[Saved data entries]

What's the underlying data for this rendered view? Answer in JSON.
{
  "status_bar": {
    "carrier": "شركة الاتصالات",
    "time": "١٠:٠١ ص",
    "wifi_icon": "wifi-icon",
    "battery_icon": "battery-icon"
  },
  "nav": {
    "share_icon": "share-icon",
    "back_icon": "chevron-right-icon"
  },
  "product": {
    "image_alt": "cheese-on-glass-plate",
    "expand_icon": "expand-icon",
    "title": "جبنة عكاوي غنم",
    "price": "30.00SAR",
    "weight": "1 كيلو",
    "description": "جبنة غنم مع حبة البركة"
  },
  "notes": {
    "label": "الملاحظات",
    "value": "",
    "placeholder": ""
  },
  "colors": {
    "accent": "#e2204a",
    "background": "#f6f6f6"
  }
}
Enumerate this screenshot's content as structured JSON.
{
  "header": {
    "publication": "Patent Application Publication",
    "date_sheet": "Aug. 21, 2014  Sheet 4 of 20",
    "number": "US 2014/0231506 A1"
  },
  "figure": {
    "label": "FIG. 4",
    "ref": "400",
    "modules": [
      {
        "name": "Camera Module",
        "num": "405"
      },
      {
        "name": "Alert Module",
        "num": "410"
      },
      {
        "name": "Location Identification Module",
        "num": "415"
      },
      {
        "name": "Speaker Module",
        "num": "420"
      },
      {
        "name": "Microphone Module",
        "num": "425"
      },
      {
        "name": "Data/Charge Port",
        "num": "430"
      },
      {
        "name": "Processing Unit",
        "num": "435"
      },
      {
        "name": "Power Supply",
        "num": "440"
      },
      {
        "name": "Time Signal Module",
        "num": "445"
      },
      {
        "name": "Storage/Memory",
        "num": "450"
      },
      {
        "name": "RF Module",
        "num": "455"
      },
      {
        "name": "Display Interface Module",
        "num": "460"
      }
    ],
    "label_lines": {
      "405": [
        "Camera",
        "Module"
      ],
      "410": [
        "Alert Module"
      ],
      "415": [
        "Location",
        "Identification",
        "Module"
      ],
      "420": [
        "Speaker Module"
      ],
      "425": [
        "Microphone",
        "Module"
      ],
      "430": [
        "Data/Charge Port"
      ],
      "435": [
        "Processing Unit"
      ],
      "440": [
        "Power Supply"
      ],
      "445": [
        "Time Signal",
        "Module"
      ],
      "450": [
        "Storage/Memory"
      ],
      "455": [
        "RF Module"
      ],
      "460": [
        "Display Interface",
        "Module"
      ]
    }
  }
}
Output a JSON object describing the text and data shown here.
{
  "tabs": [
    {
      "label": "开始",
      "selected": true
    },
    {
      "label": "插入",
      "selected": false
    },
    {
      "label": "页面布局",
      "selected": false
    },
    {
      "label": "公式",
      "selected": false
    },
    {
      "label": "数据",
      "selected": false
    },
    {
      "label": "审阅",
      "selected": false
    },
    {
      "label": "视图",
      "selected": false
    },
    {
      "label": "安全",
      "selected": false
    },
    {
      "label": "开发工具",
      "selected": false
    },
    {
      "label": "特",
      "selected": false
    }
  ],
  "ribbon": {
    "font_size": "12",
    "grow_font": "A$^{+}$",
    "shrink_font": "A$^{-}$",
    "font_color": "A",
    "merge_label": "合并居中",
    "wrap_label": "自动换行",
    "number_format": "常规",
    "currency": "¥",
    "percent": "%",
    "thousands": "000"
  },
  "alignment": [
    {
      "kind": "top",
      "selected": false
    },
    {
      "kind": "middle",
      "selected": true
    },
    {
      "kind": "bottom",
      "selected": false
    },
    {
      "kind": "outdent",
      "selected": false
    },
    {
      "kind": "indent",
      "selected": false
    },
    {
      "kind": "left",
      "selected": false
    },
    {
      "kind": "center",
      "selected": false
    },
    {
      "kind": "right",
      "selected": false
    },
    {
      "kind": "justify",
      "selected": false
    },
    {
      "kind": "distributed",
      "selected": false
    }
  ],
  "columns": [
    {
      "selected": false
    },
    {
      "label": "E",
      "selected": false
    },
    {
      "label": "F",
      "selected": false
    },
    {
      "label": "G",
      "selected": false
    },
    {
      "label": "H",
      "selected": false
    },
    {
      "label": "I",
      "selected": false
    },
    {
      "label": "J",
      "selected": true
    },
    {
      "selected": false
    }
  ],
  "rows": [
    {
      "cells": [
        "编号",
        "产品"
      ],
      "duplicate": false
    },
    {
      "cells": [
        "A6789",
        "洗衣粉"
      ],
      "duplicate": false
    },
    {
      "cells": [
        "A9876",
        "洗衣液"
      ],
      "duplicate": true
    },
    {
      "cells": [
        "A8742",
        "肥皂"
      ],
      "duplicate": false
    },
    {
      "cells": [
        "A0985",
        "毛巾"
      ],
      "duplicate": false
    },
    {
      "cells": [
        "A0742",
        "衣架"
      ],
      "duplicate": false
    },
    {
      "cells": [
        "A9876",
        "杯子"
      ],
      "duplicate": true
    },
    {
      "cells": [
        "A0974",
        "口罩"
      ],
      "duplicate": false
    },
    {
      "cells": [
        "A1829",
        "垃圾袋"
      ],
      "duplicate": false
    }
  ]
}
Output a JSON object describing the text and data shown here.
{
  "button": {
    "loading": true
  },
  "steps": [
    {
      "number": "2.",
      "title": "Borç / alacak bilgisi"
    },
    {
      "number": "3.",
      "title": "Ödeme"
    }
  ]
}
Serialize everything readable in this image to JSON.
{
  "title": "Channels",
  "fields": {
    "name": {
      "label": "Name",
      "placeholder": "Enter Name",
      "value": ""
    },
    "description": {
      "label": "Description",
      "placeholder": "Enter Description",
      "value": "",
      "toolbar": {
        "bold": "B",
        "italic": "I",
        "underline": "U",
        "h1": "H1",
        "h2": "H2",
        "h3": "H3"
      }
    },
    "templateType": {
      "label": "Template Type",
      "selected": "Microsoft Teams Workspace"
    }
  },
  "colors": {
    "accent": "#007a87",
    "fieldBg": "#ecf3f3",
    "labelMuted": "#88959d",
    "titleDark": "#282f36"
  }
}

Request: Every line above should be printed again exactly as it stands.

Output for this exercise:
What's the underlying data for this rendered view? Answer in JSON.
{
  "status_bar": {
    "carrier": "شركة الاتصالات",
    "time": "١٠:٠١ ص",
    "wifi_icon": "wifi-icon",
    "battery_icon": "battery-icon"
  },
  "nav": {
    "share_icon": "share-icon",
    "back_icon": "chevron-right-icon"
  },
  "product": {
    "image_alt": "cheese-on-glass-plate",
    "expand_icon": "expand-icon",
    "title": "جبنة عكاوي غنم",
    "price": "30.00SAR",
    "weight": "1 كيلو",
    "description": "جبنة غنم مع حبة البركة"
  },
  "notes": {
    "label": "الملاحظات",
    "value": "",
    "placeholder": ""
  },
  "colors": {
    "accent": "#e2204a",
    "background": "#f6f6f6"
  }
}
Enumerate this screenshot's content as structured JSON.
{
  "header": {
    "publication": "Patent Application Publication",
    "date_sheet": "Aug. 21, 2014  Sheet 4 of 20",
    "number": "US 2014/0231506 A1"
  },
  "figure": {
    "label": "FIG. 4",
    "ref": "400",
    "modules": [
      {
        "name": "Camera Module",
        "num": "405"
      },
      {
        "name": "Alert Module",
        "num": "410"
      },
      {
        "name": "Location Identification Module",
        "num": "415"
      },
      {
        "name": "Speaker Module",
        "num": "420"
      },
      {
        "name": "Microphone Module",
        "num": "425"
      },
      {
        "name": "Data/Charge Port",
        "num": "430"
      },
      {
        "name": "Processing Unit",
        "num": "435"
      },
      {
        "name": "Power Supply",
        "num": "440"
      },
      {
        "name": "Time Signal Module",
        "num": "445"
      },
      {
        "name": "Storage/Memory",
        "num": "450"
      },
      {
        "name": "RF Module",
        "num": "455"
      },
      {
        "name": "Display Interface Module",
        "num": "460"
      }
    ],
    "label_lines": {
      "405": [
        "Camera",
        "Module"
      ],
      "410": [
        "Alert Module"
      ],
      "415": [
        "Location",
        "Identification",
        "Module"
      ],
      "420": [
        "Speaker Module"
      ],
      "425": [
        "Microphone",
        "Module"
      ],
      "430": [
        "Data/Charge Port"
      ],
      "435": [
        "Processing Unit"
      ],
      "440": [
        "Power Supply"
      ],
      "445": [
        "Time Signal",
        "Module"
      ],
      "450": [
        "Storage/Memory"
      ],
      "455": [
        "RF Module"
      ],
      "460": [
        "Display Interface",
        "Module"
      ]
    }
  }
}
Output a JSON object describing the text and data shown here.
{
  "tabs": [
    {
      "label": "开始",
      "selected": true
    },
    {
      "label": "插入",
      "selected": false
    },
    {
      "label": "页面布局",
      "selected": false
    },
    {
      "label": "公式",
      "selected": false
    },
    {
      "label": "数据",
      "selected": false
    },
    {
      "label": "审阅",
      "selected": false
    },
    {
      "label": "视图",
      "selected": false
    },
    {
      "label": "安全",
      "selected": false
    },
    {
      "label": "开发工具",
      "selected": false
    },
    {
      "label": "特",
      "selected": false
    }
  ],
  "ribbon": {
    "font_size": "12",
    "grow_font": "A$^{+}$",
    "shrink_font": "A$^{-}$",
    "font_color": "A",
    "merge_label": "合并居中",
    "wrap_label": "自动换行",
    "number_format": "常规",
    "currency": "¥",
    "percent": "%",
    "thousands": "000"
  },
  "alignment": [
    {
      "kind": "top",
      "selected": false
    },
    {
      "kind": "middle",
      "selected": true
    },
    {
      "kind": "bottom",
      "selected": false
    },
    {
      "kind": "outdent",
      "selected": false
    },
    {
      "kind": "indent",
      "selected": false
    },
    {
      "kind": "left",
      "selected": false
    },
    {
      "kind": "center",
      "selected": false
    },
    {
      "kind": "right",
      "selected": false
    },
    {
      "kind": "justify",
      "selected": false
    },
    {
      "kind": "distributed",
      "selected": false
    }
  ],
  "columns": [
    {
      "selected": false
    },
    {
      "label": "E",
      "selected": false
    },
    {
      "label": "F",
      "selected": false
    },
    {
      "label": "G",
      "selected": false
    },
    {
      "label": "H",
      "selected": false
    },
    {
      "label": "I",
      "selected": false
    },
    {
      "label": "J",
      "selected": true
    },
    {
      "selected": false
    }
  ],
  "rows": [
    {
      "cells": [
        "编号",
        "产品"
      ],
      "duplicate": false
    },
    {
      "cells": [
        "A6789",
        "洗衣粉"
      ],
      "duplicate": false
    },
    {
      "cells": [
        "A9876",
        "洗衣液"
      ],
      "duplicate": true
    },
    {
      "cells": [
        "A8742",
        "肥皂"
      ],
      "duplicate": false
    },
    {
      "cells": [
        "A0985",
        "毛巾"
      ],
      "duplicate": false
    },
    {
      "cells": [
        "A0742",
        "衣架"
      ],
      "duplicate": false
    },
    {
      "cells": [
        "A9876",
        "杯子"
      ],
      "duplicate": true
    },
    {
      "cells": [
        "A0974",
        "口罩"
      ],
      "duplicate": false
    },
    {
      "cells": [
        "A1829",
        "垃圾袋"
      ],
      "duplicate": false
    }
  ]
}
Output a JSON object describing the text and data shown here.
{
  "button": {
    "loading": true
  },
  "steps": [
    {
      "number": "2.",
      "title": "Borç / alacak bilgisi"
    },
    {
      "number": "3.",
      "title": "Ödeme"
    }
  ]
}
Serialize everything readable in this image to JSON.
{
  "title": "Channels",
  "fields": {
    "name": {
      "label": "Name",
      "placeholder": "Enter Name",
      "value": ""
    },
    "description": {
      "label": "Description",
      "placeholder": "Enter Description",
      "value": "",
      "toolbar": {
        "bold": "B",
        "italic": "I",
        "underline": "U",
        "h1": "H1",
        "h2": "H2",
        "h3": "H3"
      }
    },
    "templateType": {
      "label": "Template Type",
      "selected": "Microsoft Teams Workspace"
    }
  },
  "colors": {
    "accent": "#007a87",
    "fieldBg": "#ecf3f3",
    "labelMuted": "#88959d",
    "titleDark": "#282f36"
  }
}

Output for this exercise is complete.